(Records from a dataset)
━━━

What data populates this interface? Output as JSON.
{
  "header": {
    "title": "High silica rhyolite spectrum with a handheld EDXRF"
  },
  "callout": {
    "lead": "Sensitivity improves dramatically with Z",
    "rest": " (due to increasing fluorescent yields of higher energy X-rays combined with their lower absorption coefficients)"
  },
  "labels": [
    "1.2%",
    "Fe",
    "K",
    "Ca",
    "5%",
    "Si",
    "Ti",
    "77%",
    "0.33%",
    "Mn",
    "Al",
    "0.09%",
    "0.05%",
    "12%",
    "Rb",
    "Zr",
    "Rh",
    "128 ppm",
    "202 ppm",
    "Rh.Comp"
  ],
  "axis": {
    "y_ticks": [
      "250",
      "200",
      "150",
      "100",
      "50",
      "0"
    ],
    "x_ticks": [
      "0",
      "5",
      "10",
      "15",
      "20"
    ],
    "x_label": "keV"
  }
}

━━━

# [WHAT TO DO]
Faithfully reproduce all of the records, character for character.

# [RESULT FOR THIS TASK]
What data populates this interface? Output as JSON.
{
  "header": {
    "title": "High silica rhyolite spectrum with a handheld EDXRF"
  },
  "callout": {
    "lead": "Sensitivity improves dramatically with Z",
    "rest": " (due to increasing fluorescent yields of higher energy X-rays combined with their lower absorption coefficients)"
  },
  "labels": [
    "1.2%",
    "Fe",
    "K",
    "Ca",
    "5%",
    "Si",
    "Ti",
    "77%",
    "0.33%",
    "Mn",
    "Al",
    "0.09%",
    "0.05%",
    "12%",
    "Rb",
    "Zr",
    "Rh",
    "128 ppm",
    "202 ppm",
    "Rh.Comp"
  ],
  "axis": {
    "y_ticks": [
      "250",
      "200",
      "150",
      "100",
      "50",
      "0"
    ],
    "x_ticks": [
      "0",
      "5",
      "10",
      "15",
      "20"
    ],
    "x_label": "keV"
  }
}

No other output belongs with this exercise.